• [AIM OF THE TASK]
Copy the data precisely, character for character, and leave out every picture.

— Start —

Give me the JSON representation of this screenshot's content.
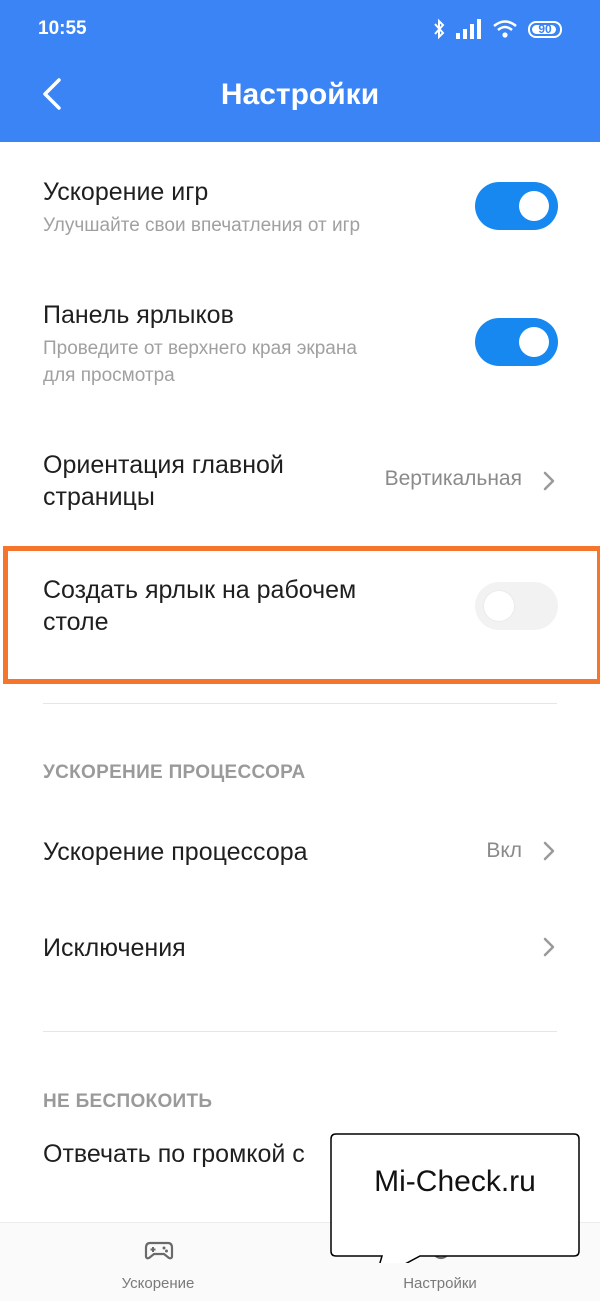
{
  "status_bar": {
    "time": "10:55",
    "battery": "90"
  },
  "header": {
    "title": "Настройки"
  },
  "settings": {
    "game_boost": {
      "title": "Ускорение игр",
      "subtitle": "Улучшайте свои впечатления от игр",
      "enabled": true
    },
    "shortcut_panel": {
      "title": "Панель ярлыков",
      "subtitle_line1": "Проведите от верхнего края экрана",
      "subtitle_line2": "для просмотра",
      "enabled": true
    },
    "orientation": {
      "title_line1": "Ориентация главной",
      "title_line2": "страницы",
      "value": "Вертикальная"
    },
    "desktop_shortcut": {
      "title_line1": "Создать ярлык на рабочем",
      "title_line2": "столе",
      "enabled": false
    }
  },
  "cpu_section": {
    "header": "УСКОРЕНИЕ ПРОЦЕССОРА",
    "cpu_boost": {
      "title": "Ускорение процессора",
      "value": "Вкл"
    },
    "exceptions": {
      "title": "Исключения"
    }
  },
  "dnd_section": {
    "header": "НЕ БЕСПОКОИТЬ",
    "volume_answer": {
      "title": "Отвечать по громкой с"
    }
  },
  "bottom_nav": [
    {
      "label": "Ускорение",
      "icon": "gamepad-icon"
    },
    {
      "label": "Настройки",
      "icon": "settings-icon"
    }
  ],
  "watermark": {
    "text": "Mi-Check.ru"
  },
  "colors": {
    "accent": "#3b84f5",
    "toggle_on": "#1788f0",
    "highlight": "#f5752c"
  }
}
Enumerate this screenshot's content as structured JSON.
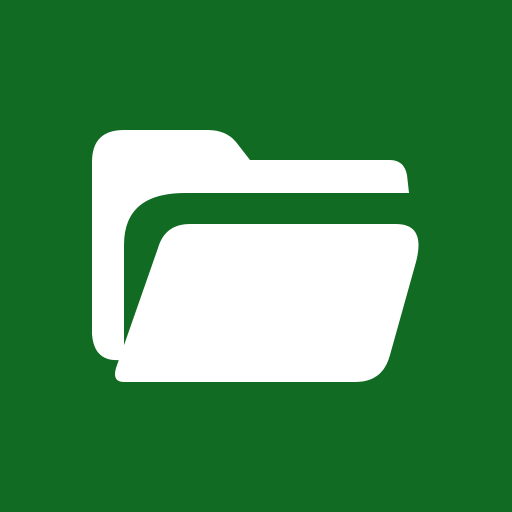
{
  "app_icon": {
    "icon": "open-folder-icon",
    "background_color": "#126b22",
    "foreground_color": "#ffffff"
  }
}
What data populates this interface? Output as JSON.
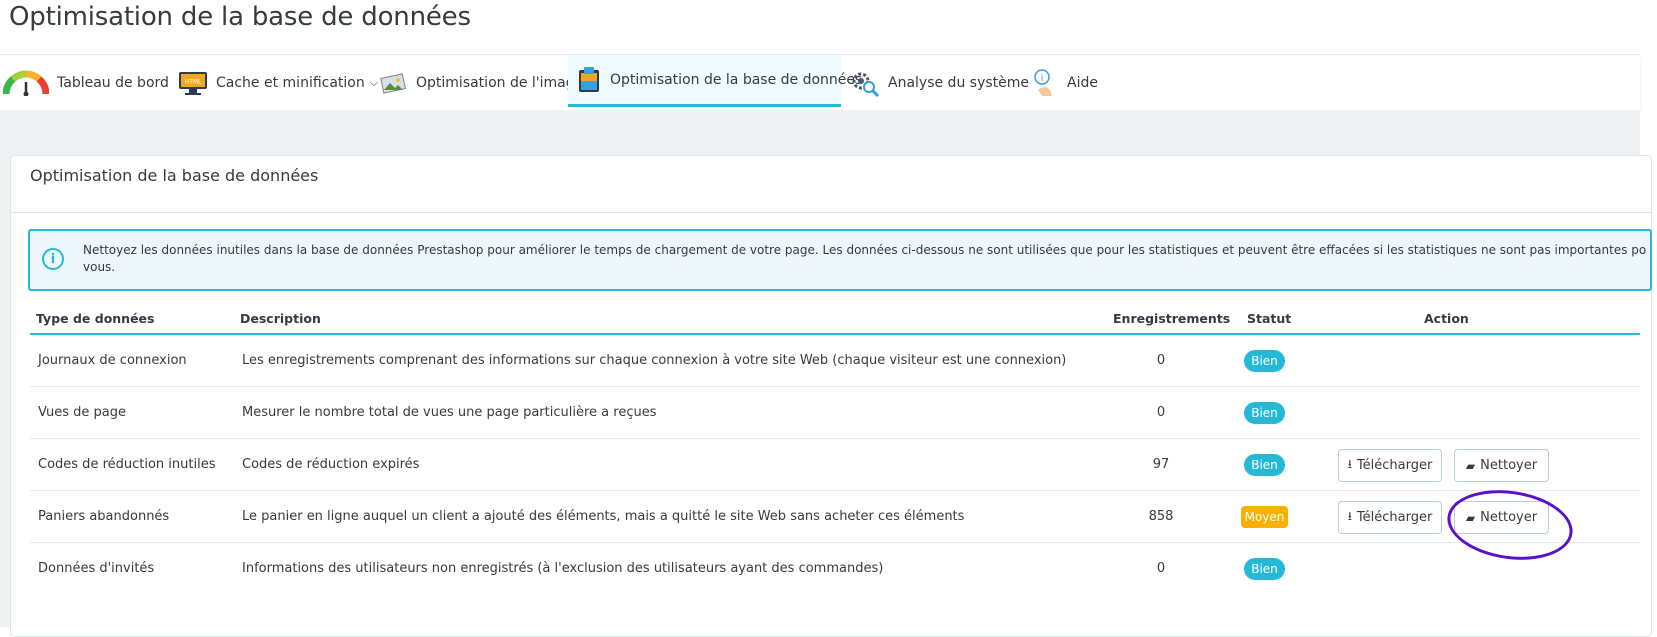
{
  "page": {
    "title": "Optimisation de la base de données"
  },
  "tabs": [
    {
      "label": "Tableau de bord",
      "icon": "gauge-icon"
    },
    {
      "label": "Cache et minification",
      "icon": "monitor-html-icon",
      "has_dropdown": true
    },
    {
      "label": "Optimisation de l'image",
      "icon": "image-icon"
    },
    {
      "label": "Optimisation de la base de données",
      "icon": "database-icon",
      "active": true
    },
    {
      "label": "Analyse du système",
      "icon": "gear-search-icon"
    },
    {
      "label": "Aide",
      "icon": "help-icon"
    }
  ],
  "card": {
    "title": "Optimisation de la base de données",
    "info_line1": "Nettoyez les données inutiles dans la base de données Prestashop pour améliorer le temps de chargement de votre page. Les données ci-dessous ne sont utilisées que pour les statistiques et peuvent être effacées si les statistiques ne sont pas importantes po",
    "info_line2": "vous."
  },
  "table": {
    "headers": {
      "type": "Type de données",
      "description": "Description",
      "records": "Enregistrements",
      "status": "Statut",
      "action": "Action"
    },
    "rows": [
      {
        "type": "Journaux de connexion",
        "description": "Les enregistrements comprenant des informations sur chaque connexion à votre site Web (chaque visiteur est une connexion)",
        "records": "0",
        "status": "Bien",
        "status_color": "#25b9d7"
      },
      {
        "type": "Vues de page",
        "description": "Mesurer le nombre total de vues une page particulière a reçues",
        "records": "0",
        "status": "Bien",
        "status_color": "#25b9d7"
      },
      {
        "type": "Codes de réduction inutiles",
        "description": "Codes de réduction expirés",
        "records": "97",
        "status": "Bien",
        "status_color": "#25b9d7",
        "download_label": "Télécharger",
        "clean_label": "Nettoyer"
      },
      {
        "type": "Paniers abandonnés",
        "description": "Le panier en ligne auquel un client a ajouté des éléments, mais a quitté le site Web sans acheter ces éléments",
        "records": "858",
        "status": "Moyen",
        "status_color": "#fab000",
        "download_label": "Télécharger",
        "clean_label": "Nettoyer"
      },
      {
        "type": "Données d'invités",
        "description": "Informations des utilisateurs non enregistrés (à l'exclusion des utilisateurs ayant des commandes)",
        "records": "0",
        "status": "Bien",
        "status_color": "#25b9d7"
      }
    ]
  },
  "colors": {
    "accent": "#25b9d7",
    "warning": "#fab000",
    "annotation": "#5a0fc8"
  }
}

— End —

• [ANSWER FOR THIS EXERCISE]
Give me the JSON representation of this screenshot's content.
{
  "status_bar": {
    "time": "10:55",
    "battery": "90"
  },
  "header": {
    "title": "Настройки"
  },
  "settings": {
    "game_boost": {
      "title": "Ускорение игр",
      "subtitle": "Улучшайте свои впечатления от игр",
      "enabled": true
    },
    "shortcut_panel": {
      "title": "Панель ярлыков",
      "subtitle_line1": "Проведите от верхнего края экрана",
      "subtitle_line2": "для просмотра",
      "enabled": true
    },
    "orientation": {
      "title_line1": "Ориентация главной",
      "title_line2": "страницы",
      "value": "Вертикальная"
    },
    "desktop_shortcut": {
      "title_line1": "Создать ярлык на рабочем",
      "title_line2": "столе",
      "enabled": false
    }
  },
  "cpu_section": {
    "header": "УСКОРЕНИЕ ПРОЦЕССОРА",
    "cpu_boost": {
      "title": "Ускорение процессора",
      "value": "Вкл"
    },
    "exceptions": {
      "title": "Исключения"
    }
  },
  "dnd_section": {
    "header": "НЕ БЕСПОКОИТЬ",
    "volume_answer": {
      "title": "Отвечать по громкой с"
    }
  },
  "bottom_nav": [
    {
      "label": "Ускорение",
      "icon": "gamepad-icon"
    },
    {
      "label": "Настройки",
      "icon": "settings-icon"
    }
  ],
  "watermark": {
    "text": "Mi-Check.ru"
  },
  "colors": {
    "accent": "#3b84f5",
    "toggle_on": "#1788f0",
    "highlight": "#f5752c"
  }
}
Enumerate this screenshot's content as structured JSON.
{
  "app_icon": {
    "icon": "open-folder-icon",
    "background_color": "#126b22",
    "foreground_color": "#ffffff"
  }
}
What data populates this interface? Output as JSON.
{
  "page": {
    "title": "Optimisation de la base de données"
  },
  "tabs": [
    {
      "label": "Tableau de bord",
      "icon": "gauge-icon"
    },
    {
      "label": "Cache et minification",
      "icon": "monitor-html-icon",
      "has_dropdown": true
    },
    {
      "label": "Optimisation de l'image",
      "icon": "image-icon"
    },
    {
      "label": "Optimisation de la base de données",
      "icon": "database-icon",
      "active": true
    },
    {
      "label": "Analyse du système",
      "icon": "gear-search-icon"
    },
    {
      "label": "Aide",
      "icon": "help-icon"
    }
  ],
  "card": {
    "title": "Optimisation de la base de données",
    "info_line1": "Nettoyez les données inutiles dans la base de données Prestashop pour améliorer le temps de chargement de votre page. Les données ci-dessous ne sont utilisées que pour les statistiques et peuvent être effacées si les statistiques ne sont pas importantes po",
    "info_line2": "vous."
  },
  "table": {
    "headers": {
      "type": "Type de données",
      "description": "Description",
      "records": "Enregistrements",
      "status": "Statut",
      "action": "Action"
    },
    "rows": [
      {
        "type": "Journaux de connexion",
        "description": "Les enregistrements comprenant des informations sur chaque connexion à votre site Web (chaque visiteur est une connexion)",
        "records": "0",
        "status": "Bien",
        "status_color": "#25b9d7"
      },
      {
        "type": "Vues de page",
        "description": "Mesurer le nombre total de vues une page particulière a reçues",
        "records": "0",
        "status": "Bien",
        "status_color": "#25b9d7"
      },
      {
        "type": "Codes de réduction inutiles",
        "description": "Codes de réduction expirés",
        "records": "97",
        "status": "Bien",
        "status_color": "#25b9d7",
        "download_label": "Télécharger",
        "clean_label": "Nettoyer"
      },
      {
        "type": "Paniers abandonnés",
        "description": "Le panier en ligne auquel un client a ajouté des éléments, mais a quitté le site Web sans acheter ces éléments",
        "records": "858",
        "status": "Moyen",
        "status_color": "#fab000",
        "download_label": "Télécharger",
        "clean_label": "Nettoyer"
      },
      {
        "type": "Données d'invités",
        "description": "Informations des utilisateurs non enregistrés (à l'exclusion des utilisateurs ayant des commandes)",
        "records": "0",
        "status": "Bien",
        "status_color": "#25b9d7"
      }
    ]
  },
  "colors": {
    "accent": "#25b9d7",
    "warning": "#fab000",
    "annotation": "#5a0fc8"
  }
}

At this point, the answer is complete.